Copy out exactly each line from the line with "What data populates" through the last line of the material below.

- - - - - - -

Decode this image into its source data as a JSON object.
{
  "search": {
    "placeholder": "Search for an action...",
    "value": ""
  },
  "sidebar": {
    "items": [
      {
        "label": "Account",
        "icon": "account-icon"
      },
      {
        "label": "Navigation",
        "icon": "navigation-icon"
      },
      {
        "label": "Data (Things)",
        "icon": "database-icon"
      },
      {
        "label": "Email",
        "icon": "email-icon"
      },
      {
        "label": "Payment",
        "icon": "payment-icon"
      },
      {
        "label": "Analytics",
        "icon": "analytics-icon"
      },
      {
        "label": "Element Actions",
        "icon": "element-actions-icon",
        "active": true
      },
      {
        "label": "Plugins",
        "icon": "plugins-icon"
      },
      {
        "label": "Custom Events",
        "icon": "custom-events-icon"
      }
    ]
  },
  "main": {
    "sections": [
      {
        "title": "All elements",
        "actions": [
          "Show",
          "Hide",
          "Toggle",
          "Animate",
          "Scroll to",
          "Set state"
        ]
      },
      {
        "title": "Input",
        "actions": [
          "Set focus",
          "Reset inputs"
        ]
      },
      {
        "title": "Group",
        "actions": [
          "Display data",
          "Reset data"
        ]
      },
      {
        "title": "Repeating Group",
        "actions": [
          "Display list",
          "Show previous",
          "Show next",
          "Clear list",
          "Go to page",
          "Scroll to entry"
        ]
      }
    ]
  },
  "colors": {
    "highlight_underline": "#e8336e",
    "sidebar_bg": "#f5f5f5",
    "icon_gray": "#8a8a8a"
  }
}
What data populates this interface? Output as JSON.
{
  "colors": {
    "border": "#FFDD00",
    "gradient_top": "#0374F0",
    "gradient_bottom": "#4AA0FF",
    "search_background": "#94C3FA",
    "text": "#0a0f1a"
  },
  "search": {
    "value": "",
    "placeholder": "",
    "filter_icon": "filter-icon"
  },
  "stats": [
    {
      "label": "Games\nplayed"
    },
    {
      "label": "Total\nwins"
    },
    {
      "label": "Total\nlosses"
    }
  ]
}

- - - - - - -

FINISHED EXERCISE:
What data populates this interface? Output as JSON.
{
  "colors": {
    "border": "#FFDD00",
    "gradient_top": "#0374F0",
    "gradient_bottom": "#4AA0FF",
    "search_background": "#94C3FA",
    "text": "#0a0f1a"
  },
  "search": {
    "value": "",
    "placeholder": "",
    "filter_icon": "filter-icon"
  },
  "stats": [
    {
      "label": "Games\nplayed"
    },
    {
      "label": "Total\nwins"
    },
    {
      "label": "Total\nlosses"
    }
  ]
}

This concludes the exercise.